- _MATERIAL FOR THE TASK_:
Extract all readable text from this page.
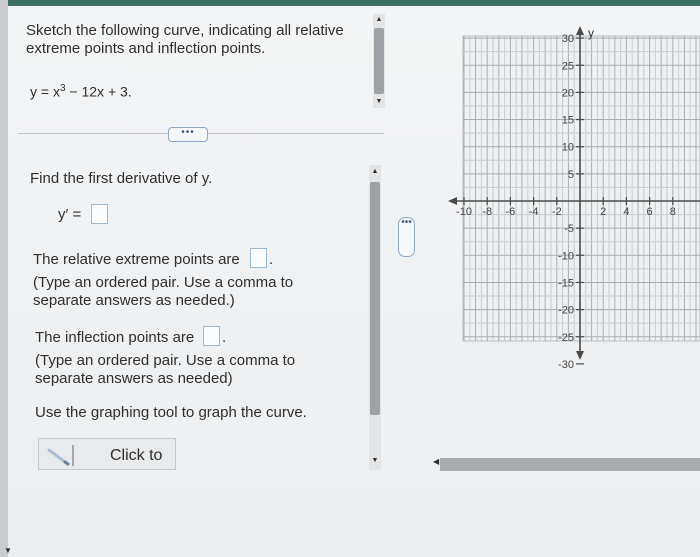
Sketch the following curve, indicating all relative
extreme points and inflection points.
$y = x^3 - 12x + 3$.
▲
▼
•••
Find the first derivative of y.
y′ =
The relative extreme points are .
(Type an ordered pair. Use a comma to
separate answers as needed.)
The inflection points are .
(Type an ordered pair. Use a comma to
separate answers as needed)
Use the graphing tool to graph the curve.
Click to
▲
▼
•••
y
-10 -8 -6 -4 -2	2 4 6 8
30
25
20
15
10
5
-5
-10
-15
-20
-25
-30
◀
▼
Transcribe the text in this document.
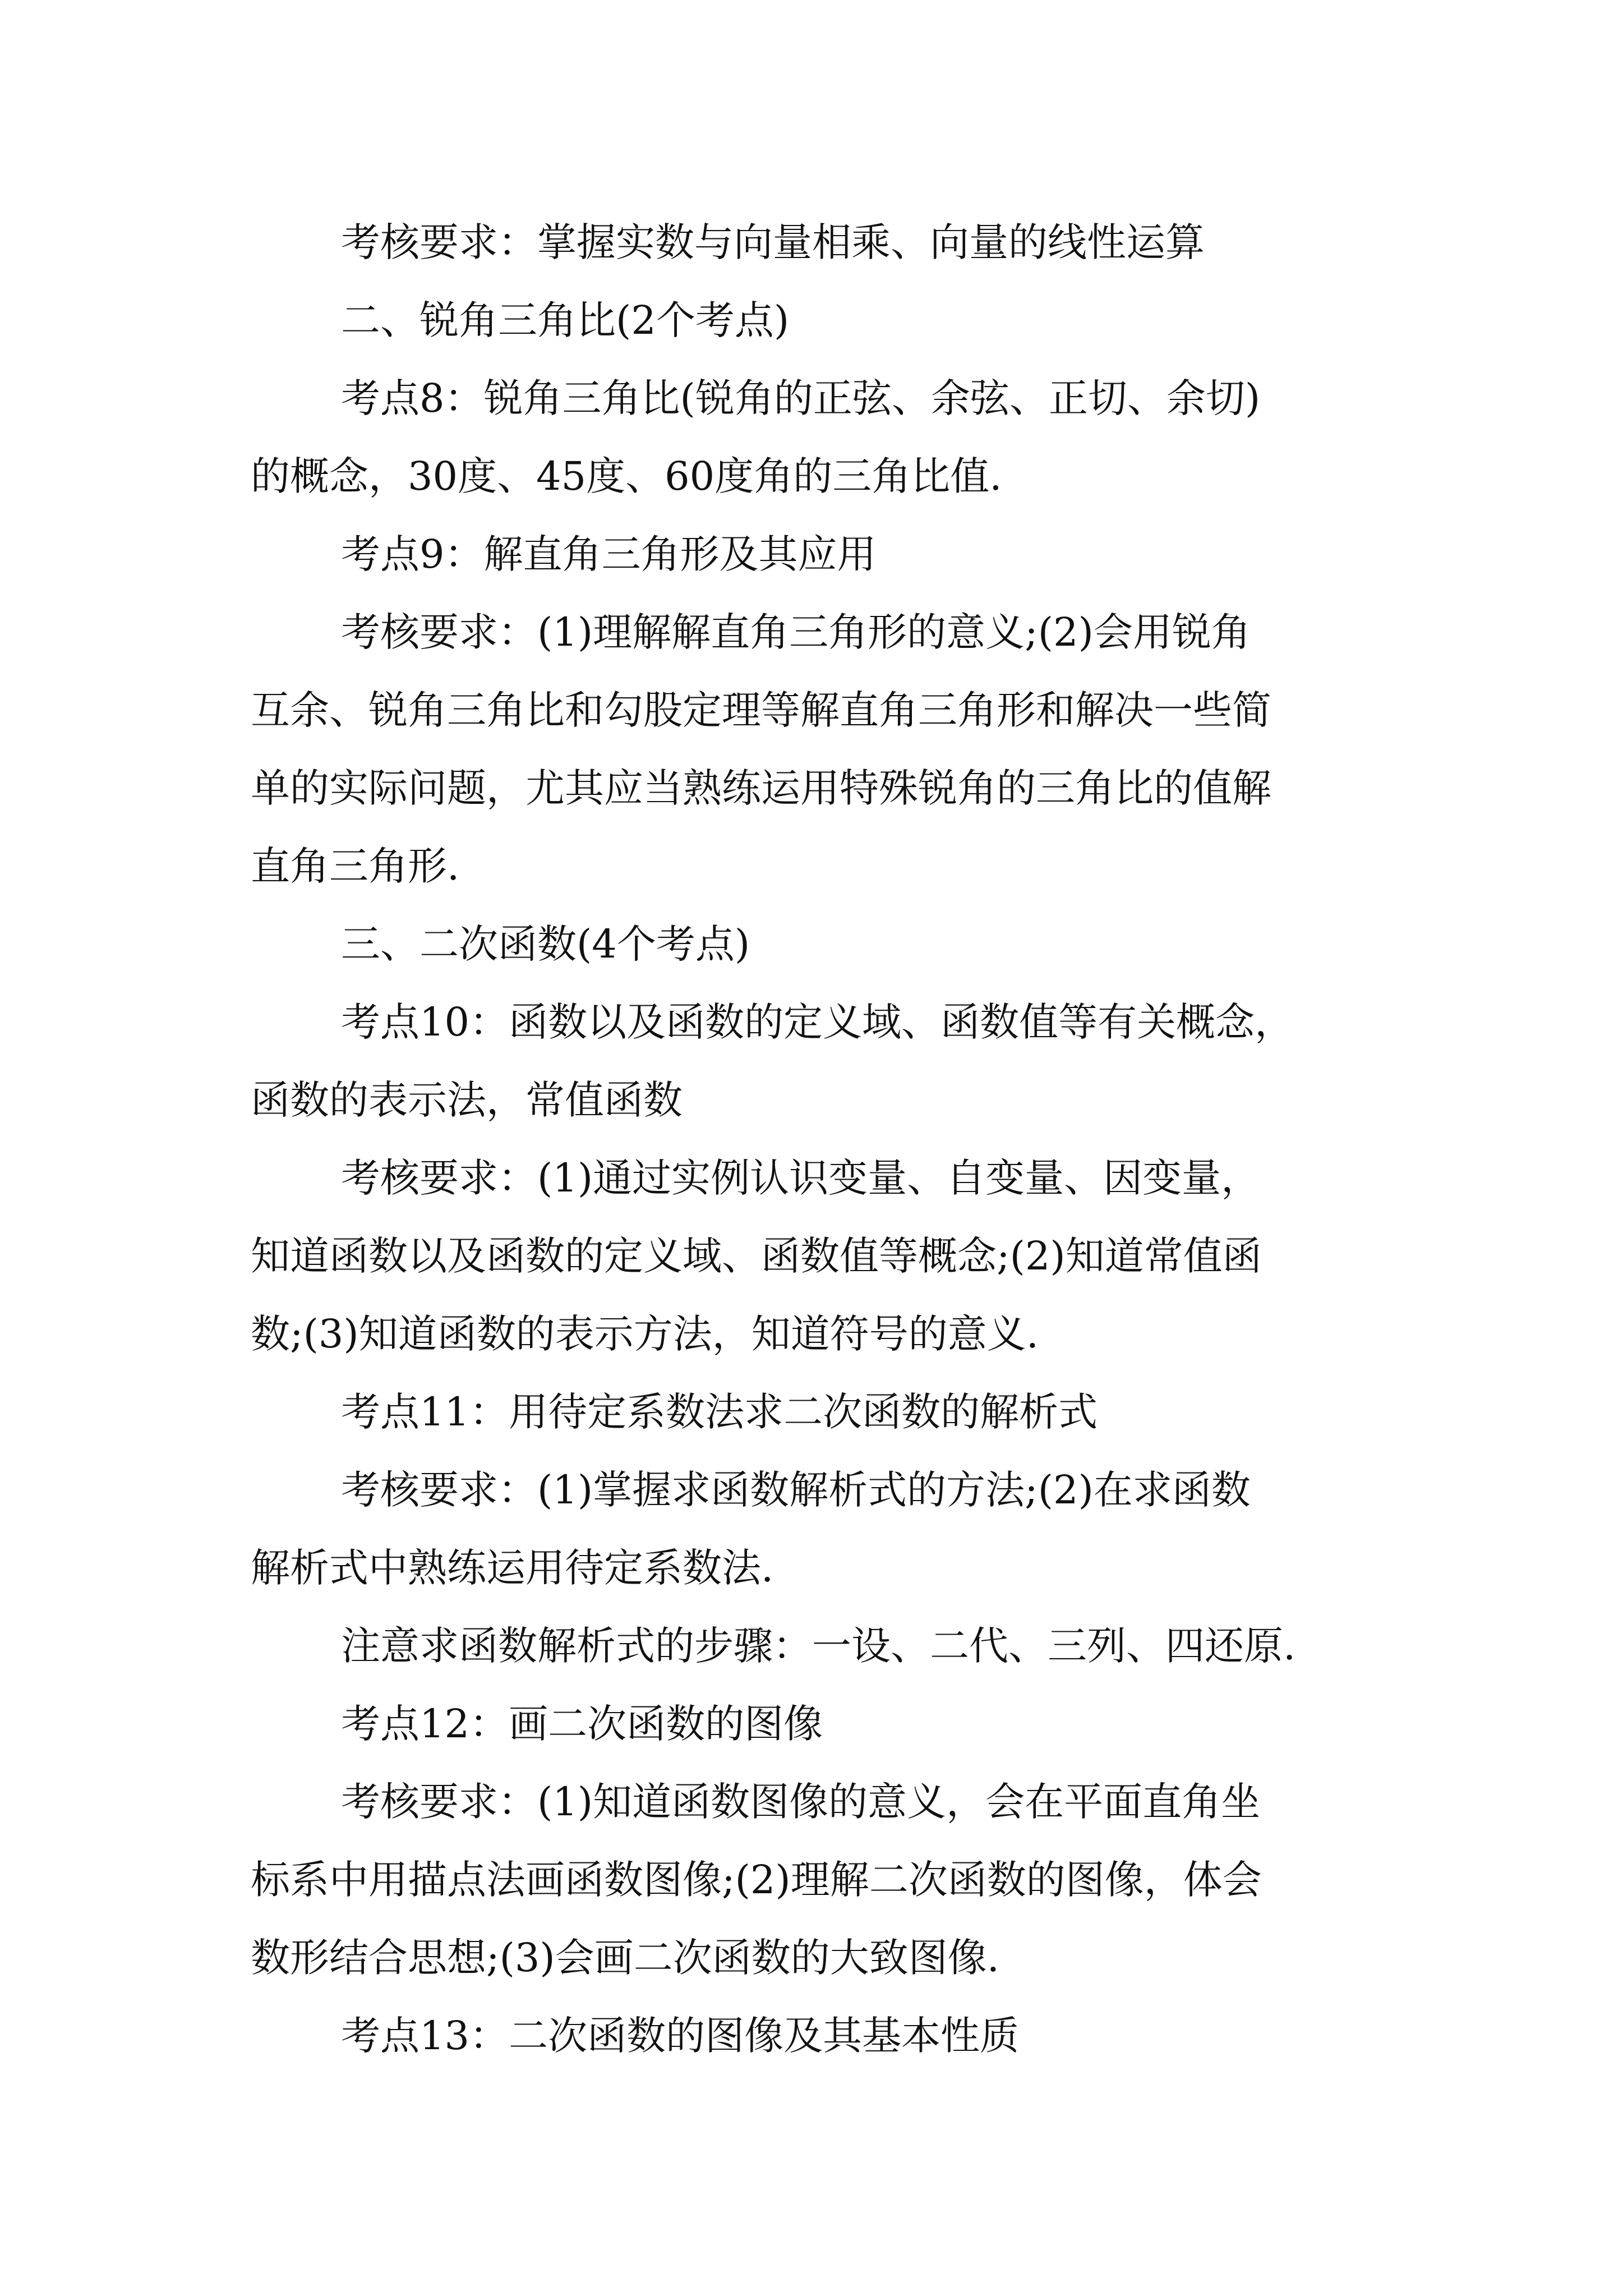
考核要求：掌握实数与向量相乘、向量的线性运算
二、锐角三角比(2个考点)
考点8：锐角三角比(锐角的正弦、余弦、正切、余切)
的概念，30度、45度、60度角的三角比值.
考点9：解直角三角形及其应用
考核要求：(1)理解解直角三角形的意义;(2)会用锐角
互余、锐角三角比和勾股定理等解直角三角形和解决一些简
单的实际问题，尤其应当熟练运用特殊锐角的三角比的值解
直角三角形.
三、二次函数(4个考点)
考点10：函数以及函数的定义域、函数值等有关概念，
函数的表示法，常值函数
考核要求：(1)通过实例认识变量、自变量、因变量，
知道函数以及函数的定义域、函数值等概念;(2)知道常值函
数;(3)知道函数的表示方法，知道符号的意义.
考点11：用待定系数法求二次函数的解析式
考核要求：(1)掌握求函数解析式的方法;(2)在求函数
解析式中熟练运用待定系数法.
注意求函数解析式的步骤：一设、二代、三列、四还原.
考点12：画二次函数的图像
考核要求：(1)知道函数图像的意义，会在平面直角坐
标系中用描点法画函数图像;(2)理解二次函数的图像，体会
数形结合思想;(3)会画二次函数的大致图像.
考点13：二次函数的图像及其基本性质
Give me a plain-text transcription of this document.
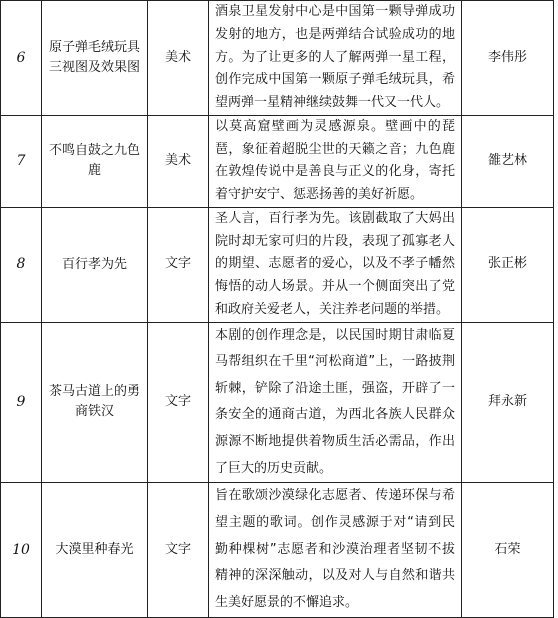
6	原子弹毛绒玩具三视图及效果图	美术	酒泉卫星发射中心是中国第一颗导弹成功发射的地方，也是两弹结合试验成功的地方。为了让更多的人了解两弹一星工程，创作完成中国第一颗原子弹毛绒玩具，希望两弹一星精神继续鼓舞一代又一代人。	李伟彤
7	不鸣自鼓之九色鹿	美术	以莫高窟壁画为灵感源泉。壁画中的琵琶，象征着超脱尘世的天籁之音；九色鹿在敦煌传说中是善良与正义的化身，寄托着守护安宁、惩恶扬善的美好祈愿。	雒艺林
8	百行孝为先	文字	圣人言，百行孝为先。该剧截取了大妈出院时却无家可归的片段，表现了孤寡老人的期望、志愿者的爱心，以及不孝子幡然悔悟的动人场景。并从一个侧面突出了党和政府关爱老人，关注养老问题的举措。	张正彬
9	茶马古道上的勇商铁汉	文字	本剧的创作理念是，以民国时期甘肃临夏马帮组织在千里“河松商道”上，一路披荆斩棘，铲除了沿途土匪，强盗，开辟了一条安全的通商古道，为西北各族人民群众源源不断地提供着物质生活必需品，作出了巨大的历史贡献。	拜永新
10	大漠里种春光	文字	旨在歌颂沙漠绿化志愿者、传递环保与希望主题的歌词。创作灵感源于对“请到民勤种棵树”志愿者和沙漠治理者坚韧不拔精神的深深触动，以及对人与自然和谐共生美好愿景的不懈追求。	石荣
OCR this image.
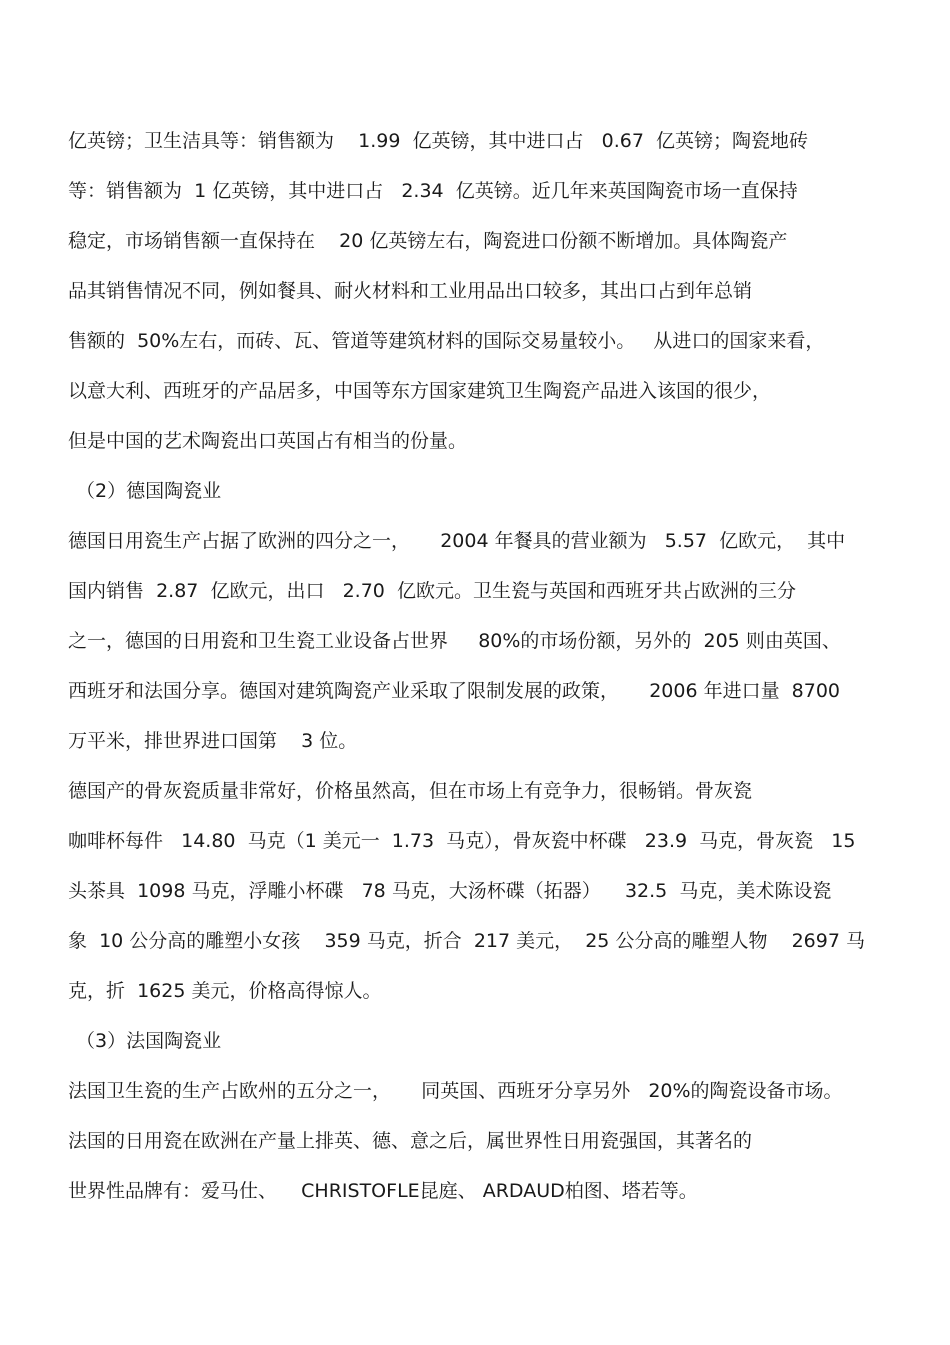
亿英镑；卫生洁具等：销售额为    1.99  亿英镑，其中进口占   0.67  亿英镑；陶瓷地砖
等：销售额为  1 亿英镑，其中进口占   2.34  亿英镑。近几年来英国陶瓷市场一直保持
稳定，市场销售额一直保持在    20 亿英镑左右，陶瓷进口份额不断增加。具体陶瓷产
品其销售情况不同，例如餐具、耐火材料和工业用品出口较多，其出口占到年总销
售额的  50%左右，而砖、瓦、管道等建筑材料的国际交易量较小。   从进口的国家来看，
以意大利、西班牙的产品居多，中国等东方国家建筑卫生陶瓷产品进入该国的很少，
但是中国的艺术陶瓷出口英国占有相当的份量。
（2）德国陶瓷业
德国日用瓷生产占据了欧洲的四分之一，     2004 年餐具的营业额为   5.57  亿欧元，  其中
国内销售  2.87  亿欧元，出口   2.70  亿欧元。卫生瓷与英国和西班牙共占欧洲的三分
之一，德国的日用瓷和卫生瓷工业设备占世界     80%的市场份额，另外的  205 则由英国、
西班牙和法国分享。德国对建筑陶瓷产业采取了限制发展的政策，     2006 年进口量  8700
万平米，排世界进口国第    3 位。
德国产的骨灰瓷质量非常好，价格虽然高，但在市场上有竞争力，很畅销。骨灰瓷
咖啡杯每件   14.80  马克（1 美元一  1.73  马克），骨灰瓷中杯碟   23.9  马克，骨灰瓷   15
头茶具  1098 马克，浮雕小杯碟   78 马克，大汤杯碟（拓器）    32.5  马克，美术陈设瓷
象  10 公分高的雕塑小女孩    359 马克，折合  217 美元，  25 公分高的雕塑人物    2697 马
克，折  1625 美元，价格高得惊人。
（3）法国陶瓷业
法国卫生瓷的生产占欧州的五分之一，     同英国、西班牙分享另外   20%的陶瓷设备市场。
法国的日用瓷在欧洲在产量上排英、德、意之后，属世界性日用瓷强国，其著名的
世界性品牌有：爱马仕、    CHRISTOFLE昆庭、 ARDAUD柏图、塔若等。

- _TASK PROMPT_: Repeat the listing above exactly, with no pictures.

- _SOLUTION FOR THIS PROBLEM_:
Extract all readable text from this page.
Sketch the following curve, indicating all relative
extreme points and inflection points.
$y = x^3 - 12x + 3$.
▲
▼
•••
Find the first derivative of y.
y′ =
The relative extreme points are .
(Type an ordered pair. Use a comma to
separate answers as needed.)
The inflection points are .
(Type an ordered pair. Use a comma to
separate answers as needed)
Use the graphing tool to graph the curve.
Click to
▲
▼
•••
y
-10 -8 -6 -4 -2	2 4 6 8
30
25
20
15
10
5
-5
-10
-15
-20
-25
-30
◀
▼
Transcribe the text in this document.
考核要求：掌握实数与向量相乘、向量的线性运算
二、锐角三角比(2个考点)
考点8：锐角三角比(锐角的正弦、余弦、正切、余切)
的概念，30度、45度、60度角的三角比值.
考点9：解直角三角形及其应用
考核要求：(1)理解解直角三角形的意义;(2)会用锐角
互余、锐角三角比和勾股定理等解直角三角形和解决一些简
单的实际问题，尤其应当熟练运用特殊锐角的三角比的值解
直角三角形.
三、二次函数(4个考点)
考点10：函数以及函数的定义域、函数值等有关概念，
函数的表示法，常值函数
考核要求：(1)通过实例认识变量、自变量、因变量，
知道函数以及函数的定义域、函数值等概念;(2)知道常值函
数;(3)知道函数的表示方法，知道符号的意义.
考点11：用待定系数法求二次函数的解析式
考核要求：(1)掌握求函数解析式的方法;(2)在求函数
解析式中熟练运用待定系数法.
注意求函数解析式的步骤：一设、二代、三列、四还原.
考点12：画二次函数的图像
考核要求：(1)知道函数图像的意义，会在平面直角坐
标系中用描点法画函数图像;(2)理解二次函数的图像，体会
数形结合思想;(3)会画二次函数的大致图像.
考点13：二次函数的图像及其基本性质
Give me a plain-text transcription of this document.
6	原子弹毛绒玩具三视图及效果图	美术	酒泉卫星发射中心是中国第一颗导弹成功发射的地方，也是两弹结合试验成功的地方。为了让更多的人了解两弹一星工程，创作完成中国第一颗原子弹毛绒玩具，希望两弹一星精神继续鼓舞一代又一代人。	李伟彤
7	不鸣自鼓之九色鹿	美术	以莫高窟壁画为灵感源泉。壁画中的琵琶，象征着超脱尘世的天籁之音；九色鹿在敦煌传说中是善良与正义的化身，寄托着守护安宁、惩恶扬善的美好祈愿。	雒艺林
8	百行孝为先	文字	圣人言，百行孝为先。该剧截取了大妈出院时却无家可归的片段，表现了孤寡老人的期望、志愿者的爱心，以及不孝子幡然悔悟的动人场景。并从一个侧面突出了党和政府关爱老人，关注养老问题的举措。	张正彬
9	茶马古道上的勇商铁汉	文字	本剧的创作理念是，以民国时期甘肃临夏马帮组织在千里“河松商道”上，一路披荆斩棘，铲除了沿途土匪，强盗，开辟了一条安全的通商古道，为西北各族人民群众源源不断地提供着物质生活必需品，作出了巨大的历史贡献。	拜永新
10	大漠里种春光	文字	旨在歌颂沙漠绿化志愿者、传递环保与希望主题的歌词。创作灵感源于对“请到民勤种棵树”志愿者和沙漠治理者坚韧不拔精神的深深触动，以及对人与自然和谐共生美好愿景的不懈追求。	石荣
OCR this image.
亿英镑；卫生洁具等：销售额为    1.99  亿英镑，其中进口占   0.67  亿英镑；陶瓷地砖
等：销售额为  1 亿英镑，其中进口占   2.34  亿英镑。近几年来英国陶瓷市场一直保持
稳定，市场销售额一直保持在    20 亿英镑左右，陶瓷进口份额不断增加。具体陶瓷产
品其销售情况不同，例如餐具、耐火材料和工业用品出口较多，其出口占到年总销
售额的  50%左右，而砖、瓦、管道等建筑材料的国际交易量较小。   从进口的国家来看，
以意大利、西班牙的产品居多，中国等东方国家建筑卫生陶瓷产品进入该国的很少，
但是中国的艺术陶瓷出口英国占有相当的份量。
（2）德国陶瓷业
德国日用瓷生产占据了欧洲的四分之一，     2004 年餐具的营业额为   5.57  亿欧元，  其中
国内销售  2.87  亿欧元，出口   2.70  亿欧元。卫生瓷与英国和西班牙共占欧洲的三分
之一，德国的日用瓷和卫生瓷工业设备占世界     80%的市场份额，另外的  205 则由英国、
西班牙和法国分享。德国对建筑陶瓷产业采取了限制发展的政策，     2006 年进口量  8700
万平米，排世界进口国第    3 位。
德国产的骨灰瓷质量非常好，价格虽然高，但在市场上有竞争力，很畅销。骨灰瓷
咖啡杯每件   14.80  马克（1 美元一  1.73  马克），骨灰瓷中杯碟   23.9  马克，骨灰瓷   15
头茶具  1098 马克，浮雕小杯碟   78 马克，大汤杯碟（拓器）    32.5  马克，美术陈设瓷
象  10 公分高的雕塑小女孩    359 马克，折合  217 美元，  25 公分高的雕塑人物    2697 马
克，折  1625 美元，价格高得惊人。
（3）法国陶瓷业
法国卫生瓷的生产占欧州的五分之一，     同英国、西班牙分享另外   20%的陶瓷设备市场。
法国的日用瓷在欧洲在产量上排英、德、意之后，属世界性日用瓷强国，其著名的
世界性品牌有：爱马仕、    CHRISTOFLE昆庭、 ARDAUD柏图、塔若等。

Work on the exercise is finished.